## WHAT TO WORK ON
Copy out the stretch of records from the first line through the line containing "label-hair-cell-type-1: Hair cell", with both ends included, character for character.

** START **

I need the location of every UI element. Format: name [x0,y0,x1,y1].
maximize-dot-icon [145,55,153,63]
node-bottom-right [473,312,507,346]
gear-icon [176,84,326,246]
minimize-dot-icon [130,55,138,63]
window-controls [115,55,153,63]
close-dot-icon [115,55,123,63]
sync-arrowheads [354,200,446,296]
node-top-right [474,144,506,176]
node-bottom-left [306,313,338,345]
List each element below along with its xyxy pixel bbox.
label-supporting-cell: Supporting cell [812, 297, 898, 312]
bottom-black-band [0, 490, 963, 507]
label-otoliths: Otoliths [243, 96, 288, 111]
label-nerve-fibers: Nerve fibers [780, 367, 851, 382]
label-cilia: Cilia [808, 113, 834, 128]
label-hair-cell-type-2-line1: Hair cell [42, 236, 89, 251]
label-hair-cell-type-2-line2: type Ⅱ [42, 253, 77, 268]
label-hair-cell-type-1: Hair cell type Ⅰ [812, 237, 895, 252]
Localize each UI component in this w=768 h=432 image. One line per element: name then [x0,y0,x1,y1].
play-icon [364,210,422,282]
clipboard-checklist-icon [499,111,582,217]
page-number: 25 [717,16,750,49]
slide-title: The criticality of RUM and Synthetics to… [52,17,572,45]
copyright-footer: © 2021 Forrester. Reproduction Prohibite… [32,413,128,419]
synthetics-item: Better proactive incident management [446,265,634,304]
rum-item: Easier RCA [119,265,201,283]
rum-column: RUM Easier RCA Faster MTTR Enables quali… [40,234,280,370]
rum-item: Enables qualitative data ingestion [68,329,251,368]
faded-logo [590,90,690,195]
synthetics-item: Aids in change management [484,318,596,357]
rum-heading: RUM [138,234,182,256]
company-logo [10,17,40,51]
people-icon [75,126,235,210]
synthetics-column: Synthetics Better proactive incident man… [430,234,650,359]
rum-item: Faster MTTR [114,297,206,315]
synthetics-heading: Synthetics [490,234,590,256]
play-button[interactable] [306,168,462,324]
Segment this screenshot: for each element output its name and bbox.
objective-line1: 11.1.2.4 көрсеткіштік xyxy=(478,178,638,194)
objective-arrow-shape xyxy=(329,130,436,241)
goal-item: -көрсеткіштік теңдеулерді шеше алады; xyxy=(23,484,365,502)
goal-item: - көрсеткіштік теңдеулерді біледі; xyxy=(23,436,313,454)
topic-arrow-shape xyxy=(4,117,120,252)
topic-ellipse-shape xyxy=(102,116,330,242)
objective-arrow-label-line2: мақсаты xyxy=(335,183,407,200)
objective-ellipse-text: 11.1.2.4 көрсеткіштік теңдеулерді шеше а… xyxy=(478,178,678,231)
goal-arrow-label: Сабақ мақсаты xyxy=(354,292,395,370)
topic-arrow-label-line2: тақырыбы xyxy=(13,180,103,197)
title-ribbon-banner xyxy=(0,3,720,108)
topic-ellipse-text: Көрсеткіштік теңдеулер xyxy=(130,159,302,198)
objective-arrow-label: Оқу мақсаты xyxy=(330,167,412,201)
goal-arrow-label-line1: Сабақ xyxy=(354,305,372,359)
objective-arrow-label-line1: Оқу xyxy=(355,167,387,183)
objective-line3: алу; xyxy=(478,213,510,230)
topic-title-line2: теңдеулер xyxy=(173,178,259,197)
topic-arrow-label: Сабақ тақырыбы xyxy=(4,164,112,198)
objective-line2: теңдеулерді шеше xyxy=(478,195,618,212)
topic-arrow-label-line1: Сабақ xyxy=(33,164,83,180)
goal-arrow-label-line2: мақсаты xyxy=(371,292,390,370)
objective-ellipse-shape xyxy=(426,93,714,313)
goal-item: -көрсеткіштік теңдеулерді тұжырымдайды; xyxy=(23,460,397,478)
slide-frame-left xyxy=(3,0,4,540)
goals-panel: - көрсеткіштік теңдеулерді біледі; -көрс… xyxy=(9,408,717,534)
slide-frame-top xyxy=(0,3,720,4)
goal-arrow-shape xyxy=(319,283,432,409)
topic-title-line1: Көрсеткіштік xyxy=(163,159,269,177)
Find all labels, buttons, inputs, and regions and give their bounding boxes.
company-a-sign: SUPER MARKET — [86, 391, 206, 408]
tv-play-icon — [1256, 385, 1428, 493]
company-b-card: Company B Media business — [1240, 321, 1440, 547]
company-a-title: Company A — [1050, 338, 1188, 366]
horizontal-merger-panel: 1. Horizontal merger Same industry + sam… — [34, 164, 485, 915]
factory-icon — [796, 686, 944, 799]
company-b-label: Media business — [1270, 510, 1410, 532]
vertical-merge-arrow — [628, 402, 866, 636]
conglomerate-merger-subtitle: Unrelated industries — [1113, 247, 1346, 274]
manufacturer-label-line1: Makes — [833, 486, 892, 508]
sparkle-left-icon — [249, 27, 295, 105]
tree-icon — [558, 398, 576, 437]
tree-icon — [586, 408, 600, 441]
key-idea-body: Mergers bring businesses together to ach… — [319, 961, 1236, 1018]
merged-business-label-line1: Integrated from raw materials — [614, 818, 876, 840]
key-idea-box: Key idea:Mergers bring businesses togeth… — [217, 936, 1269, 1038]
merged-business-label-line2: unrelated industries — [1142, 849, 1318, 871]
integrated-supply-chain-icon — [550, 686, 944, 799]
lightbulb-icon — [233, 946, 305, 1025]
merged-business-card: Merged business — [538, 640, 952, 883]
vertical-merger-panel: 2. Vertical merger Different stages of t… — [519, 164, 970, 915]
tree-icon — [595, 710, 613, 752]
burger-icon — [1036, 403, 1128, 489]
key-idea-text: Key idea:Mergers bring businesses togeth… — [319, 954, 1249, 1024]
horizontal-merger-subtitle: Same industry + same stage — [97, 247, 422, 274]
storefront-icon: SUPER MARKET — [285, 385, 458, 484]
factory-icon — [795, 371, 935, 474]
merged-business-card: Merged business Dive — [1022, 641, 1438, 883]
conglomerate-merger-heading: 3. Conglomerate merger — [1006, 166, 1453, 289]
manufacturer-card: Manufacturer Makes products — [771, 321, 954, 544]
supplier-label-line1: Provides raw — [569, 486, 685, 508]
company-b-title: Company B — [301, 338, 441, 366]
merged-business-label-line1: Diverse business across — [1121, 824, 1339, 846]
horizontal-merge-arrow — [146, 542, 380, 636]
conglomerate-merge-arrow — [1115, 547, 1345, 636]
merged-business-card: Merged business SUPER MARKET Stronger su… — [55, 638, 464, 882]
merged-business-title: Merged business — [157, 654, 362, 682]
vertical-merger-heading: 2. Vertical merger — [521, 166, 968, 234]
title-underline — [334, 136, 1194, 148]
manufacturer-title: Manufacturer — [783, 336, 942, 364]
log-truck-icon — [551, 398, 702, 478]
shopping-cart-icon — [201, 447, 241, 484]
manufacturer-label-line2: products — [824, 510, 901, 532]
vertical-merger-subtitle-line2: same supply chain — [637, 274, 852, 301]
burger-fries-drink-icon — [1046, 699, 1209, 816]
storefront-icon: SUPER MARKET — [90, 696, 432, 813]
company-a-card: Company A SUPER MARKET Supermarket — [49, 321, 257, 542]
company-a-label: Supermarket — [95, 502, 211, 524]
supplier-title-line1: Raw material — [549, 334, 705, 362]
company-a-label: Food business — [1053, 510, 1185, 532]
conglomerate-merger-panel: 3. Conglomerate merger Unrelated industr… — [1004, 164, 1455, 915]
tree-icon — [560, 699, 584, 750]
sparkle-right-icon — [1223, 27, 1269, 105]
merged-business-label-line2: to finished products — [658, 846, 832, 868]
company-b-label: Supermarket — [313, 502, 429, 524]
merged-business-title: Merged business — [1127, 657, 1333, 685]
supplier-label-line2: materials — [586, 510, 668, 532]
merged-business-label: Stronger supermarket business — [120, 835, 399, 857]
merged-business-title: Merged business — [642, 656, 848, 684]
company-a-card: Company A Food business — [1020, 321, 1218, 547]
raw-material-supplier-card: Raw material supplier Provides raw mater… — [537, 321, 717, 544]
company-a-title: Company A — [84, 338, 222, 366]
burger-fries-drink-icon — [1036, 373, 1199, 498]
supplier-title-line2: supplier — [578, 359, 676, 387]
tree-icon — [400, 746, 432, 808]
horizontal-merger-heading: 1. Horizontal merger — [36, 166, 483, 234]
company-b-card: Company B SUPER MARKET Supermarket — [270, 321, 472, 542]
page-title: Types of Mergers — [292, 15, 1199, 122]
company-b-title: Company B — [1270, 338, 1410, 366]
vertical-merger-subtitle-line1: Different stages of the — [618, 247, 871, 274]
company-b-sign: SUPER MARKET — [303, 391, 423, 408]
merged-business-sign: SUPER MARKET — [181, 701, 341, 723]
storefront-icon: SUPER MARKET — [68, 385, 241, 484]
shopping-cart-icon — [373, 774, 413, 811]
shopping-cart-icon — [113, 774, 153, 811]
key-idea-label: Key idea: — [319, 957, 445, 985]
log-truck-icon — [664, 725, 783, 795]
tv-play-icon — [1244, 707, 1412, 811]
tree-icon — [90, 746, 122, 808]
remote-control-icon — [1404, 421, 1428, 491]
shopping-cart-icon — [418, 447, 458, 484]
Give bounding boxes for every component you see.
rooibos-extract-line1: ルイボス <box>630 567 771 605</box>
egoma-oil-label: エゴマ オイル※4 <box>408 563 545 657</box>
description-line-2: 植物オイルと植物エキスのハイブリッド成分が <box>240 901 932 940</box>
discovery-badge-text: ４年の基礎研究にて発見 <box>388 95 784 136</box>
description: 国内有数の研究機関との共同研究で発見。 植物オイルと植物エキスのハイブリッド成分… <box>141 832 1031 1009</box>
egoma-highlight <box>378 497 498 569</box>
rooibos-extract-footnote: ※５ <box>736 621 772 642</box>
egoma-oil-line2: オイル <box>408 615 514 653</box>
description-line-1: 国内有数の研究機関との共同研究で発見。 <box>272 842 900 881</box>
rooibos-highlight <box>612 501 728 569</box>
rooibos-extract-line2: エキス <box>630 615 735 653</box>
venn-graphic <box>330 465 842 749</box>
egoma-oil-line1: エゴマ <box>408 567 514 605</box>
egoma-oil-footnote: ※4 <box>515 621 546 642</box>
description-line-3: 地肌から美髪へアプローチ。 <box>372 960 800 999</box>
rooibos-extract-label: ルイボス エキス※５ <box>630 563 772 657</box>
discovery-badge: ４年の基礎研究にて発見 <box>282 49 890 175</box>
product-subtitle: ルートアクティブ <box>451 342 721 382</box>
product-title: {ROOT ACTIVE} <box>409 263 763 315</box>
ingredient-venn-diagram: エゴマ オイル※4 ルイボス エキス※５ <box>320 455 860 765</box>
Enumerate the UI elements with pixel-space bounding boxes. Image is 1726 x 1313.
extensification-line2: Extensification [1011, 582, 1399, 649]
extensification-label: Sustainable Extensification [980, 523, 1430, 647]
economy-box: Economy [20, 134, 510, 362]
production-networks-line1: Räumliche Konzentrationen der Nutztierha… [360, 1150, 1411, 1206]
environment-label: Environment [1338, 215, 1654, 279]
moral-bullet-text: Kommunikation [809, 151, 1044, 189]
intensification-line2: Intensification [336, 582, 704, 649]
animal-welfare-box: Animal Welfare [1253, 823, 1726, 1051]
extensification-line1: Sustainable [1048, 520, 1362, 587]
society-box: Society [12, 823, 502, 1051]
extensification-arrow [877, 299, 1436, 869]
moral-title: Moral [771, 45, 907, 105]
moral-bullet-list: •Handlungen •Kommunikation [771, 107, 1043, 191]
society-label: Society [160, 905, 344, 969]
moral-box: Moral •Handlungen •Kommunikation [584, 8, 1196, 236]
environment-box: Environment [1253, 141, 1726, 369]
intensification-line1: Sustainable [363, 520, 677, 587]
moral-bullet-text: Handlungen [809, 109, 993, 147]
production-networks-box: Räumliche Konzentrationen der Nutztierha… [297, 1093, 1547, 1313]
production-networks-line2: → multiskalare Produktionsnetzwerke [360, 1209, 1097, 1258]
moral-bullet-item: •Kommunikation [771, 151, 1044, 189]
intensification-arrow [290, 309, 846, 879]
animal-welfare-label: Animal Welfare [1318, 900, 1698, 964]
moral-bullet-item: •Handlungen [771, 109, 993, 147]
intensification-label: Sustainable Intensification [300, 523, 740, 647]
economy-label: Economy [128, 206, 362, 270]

** END **

## OUTPUT OF THE TASK
I need the location of every UI element. Format: name [x0,y0,x1,y1].
maximize-dot-icon [145,55,153,63]
node-bottom-right [473,312,507,346]
gear-icon [176,84,326,246]
minimize-dot-icon [130,55,138,63]
window-controls [115,55,153,63]
close-dot-icon [115,55,123,63]
sync-arrowheads [354,200,446,296]
node-top-right [474,144,506,176]
node-bottom-left [306,313,338,345]
List each element below along with its xyxy pixel bbox.
label-supporting-cell: Supporting cell [812, 297, 898, 312]
bottom-black-band [0, 490, 963, 507]
label-otoliths: Otoliths [243, 96, 288, 111]
label-nerve-fibers: Nerve fibers [780, 367, 851, 382]
label-cilia: Cilia [808, 113, 834, 128]
label-hair-cell-type-2-line1: Hair cell [42, 236, 89, 251]
label-hair-cell-type-2-line2: type Ⅱ [42, 253, 77, 268]
label-hair-cell-type-1: Hair cell type Ⅰ [812, 237, 895, 252]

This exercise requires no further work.